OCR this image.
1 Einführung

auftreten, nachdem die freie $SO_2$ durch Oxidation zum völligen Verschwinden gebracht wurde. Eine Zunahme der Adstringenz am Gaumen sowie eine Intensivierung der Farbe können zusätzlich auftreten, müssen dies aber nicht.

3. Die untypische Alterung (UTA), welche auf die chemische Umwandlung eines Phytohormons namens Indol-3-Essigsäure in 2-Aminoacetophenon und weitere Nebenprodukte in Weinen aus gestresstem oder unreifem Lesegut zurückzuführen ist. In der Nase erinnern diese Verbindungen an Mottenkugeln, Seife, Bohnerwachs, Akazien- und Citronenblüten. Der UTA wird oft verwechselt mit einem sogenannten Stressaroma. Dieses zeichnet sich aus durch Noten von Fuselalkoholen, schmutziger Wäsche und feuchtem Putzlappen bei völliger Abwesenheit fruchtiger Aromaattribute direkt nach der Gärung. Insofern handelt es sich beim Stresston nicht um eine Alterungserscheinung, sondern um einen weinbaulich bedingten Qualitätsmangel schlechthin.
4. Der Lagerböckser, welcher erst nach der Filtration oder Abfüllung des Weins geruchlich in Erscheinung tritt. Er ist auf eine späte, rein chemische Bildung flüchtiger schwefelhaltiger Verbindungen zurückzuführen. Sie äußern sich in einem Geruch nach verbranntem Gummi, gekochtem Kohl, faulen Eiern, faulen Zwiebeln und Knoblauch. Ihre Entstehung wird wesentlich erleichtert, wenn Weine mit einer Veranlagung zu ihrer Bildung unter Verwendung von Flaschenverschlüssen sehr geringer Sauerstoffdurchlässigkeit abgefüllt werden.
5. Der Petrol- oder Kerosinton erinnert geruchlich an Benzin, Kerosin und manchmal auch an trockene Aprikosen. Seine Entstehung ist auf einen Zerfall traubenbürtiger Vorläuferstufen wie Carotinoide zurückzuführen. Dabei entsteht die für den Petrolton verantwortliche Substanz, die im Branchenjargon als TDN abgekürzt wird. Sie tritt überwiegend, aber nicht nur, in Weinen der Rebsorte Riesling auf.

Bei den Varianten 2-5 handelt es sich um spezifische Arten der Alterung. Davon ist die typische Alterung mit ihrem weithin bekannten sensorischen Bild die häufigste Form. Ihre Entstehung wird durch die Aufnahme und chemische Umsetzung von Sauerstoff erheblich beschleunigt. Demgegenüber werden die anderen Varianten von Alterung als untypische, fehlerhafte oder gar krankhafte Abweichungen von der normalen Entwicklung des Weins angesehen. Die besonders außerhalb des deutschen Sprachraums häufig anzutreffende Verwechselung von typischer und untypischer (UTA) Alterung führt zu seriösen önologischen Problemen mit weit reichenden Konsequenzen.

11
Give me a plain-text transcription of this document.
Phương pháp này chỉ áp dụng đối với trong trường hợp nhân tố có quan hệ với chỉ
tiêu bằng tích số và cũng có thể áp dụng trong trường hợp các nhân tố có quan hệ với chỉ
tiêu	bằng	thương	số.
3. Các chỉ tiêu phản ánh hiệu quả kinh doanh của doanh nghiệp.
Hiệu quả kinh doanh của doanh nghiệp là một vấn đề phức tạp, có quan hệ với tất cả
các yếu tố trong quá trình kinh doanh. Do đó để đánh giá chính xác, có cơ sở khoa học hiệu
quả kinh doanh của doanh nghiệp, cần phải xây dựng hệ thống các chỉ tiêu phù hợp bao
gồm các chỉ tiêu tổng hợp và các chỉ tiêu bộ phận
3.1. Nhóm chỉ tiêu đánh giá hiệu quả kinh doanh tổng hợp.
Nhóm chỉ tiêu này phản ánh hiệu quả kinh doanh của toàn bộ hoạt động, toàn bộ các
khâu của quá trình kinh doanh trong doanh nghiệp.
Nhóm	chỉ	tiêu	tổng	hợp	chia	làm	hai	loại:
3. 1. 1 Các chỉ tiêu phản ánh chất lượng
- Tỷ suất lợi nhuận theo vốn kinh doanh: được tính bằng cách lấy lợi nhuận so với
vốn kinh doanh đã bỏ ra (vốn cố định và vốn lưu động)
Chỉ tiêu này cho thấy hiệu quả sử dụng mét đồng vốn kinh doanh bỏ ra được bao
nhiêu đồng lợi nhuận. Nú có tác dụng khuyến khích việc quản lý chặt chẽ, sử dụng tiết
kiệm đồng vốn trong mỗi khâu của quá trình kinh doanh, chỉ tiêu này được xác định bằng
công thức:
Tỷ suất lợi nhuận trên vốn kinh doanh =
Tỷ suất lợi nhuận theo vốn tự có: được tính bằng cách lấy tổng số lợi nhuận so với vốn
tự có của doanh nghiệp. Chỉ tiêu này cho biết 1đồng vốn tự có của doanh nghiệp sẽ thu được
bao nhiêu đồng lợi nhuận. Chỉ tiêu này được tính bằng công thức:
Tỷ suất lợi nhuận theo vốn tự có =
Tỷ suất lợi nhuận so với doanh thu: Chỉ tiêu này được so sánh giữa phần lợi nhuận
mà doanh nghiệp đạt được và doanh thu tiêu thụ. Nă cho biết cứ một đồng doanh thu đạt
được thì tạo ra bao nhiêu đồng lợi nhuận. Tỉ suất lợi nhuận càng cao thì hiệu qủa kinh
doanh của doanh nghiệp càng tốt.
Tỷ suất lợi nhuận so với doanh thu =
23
..............................
In the listing, find all lines with the string "biết" and copy them.

— RESULT OF THIS EXERCISE —
tự có của doanh nghiệp. Chỉ tiêu này cho biết 1đồng vốn tự có của doanh nghiệp sẽ thu được
mà doanh nghiệp đạt được và doanh thu tiêu thụ. Nă cho biết cứ một đồng doanh thu đạt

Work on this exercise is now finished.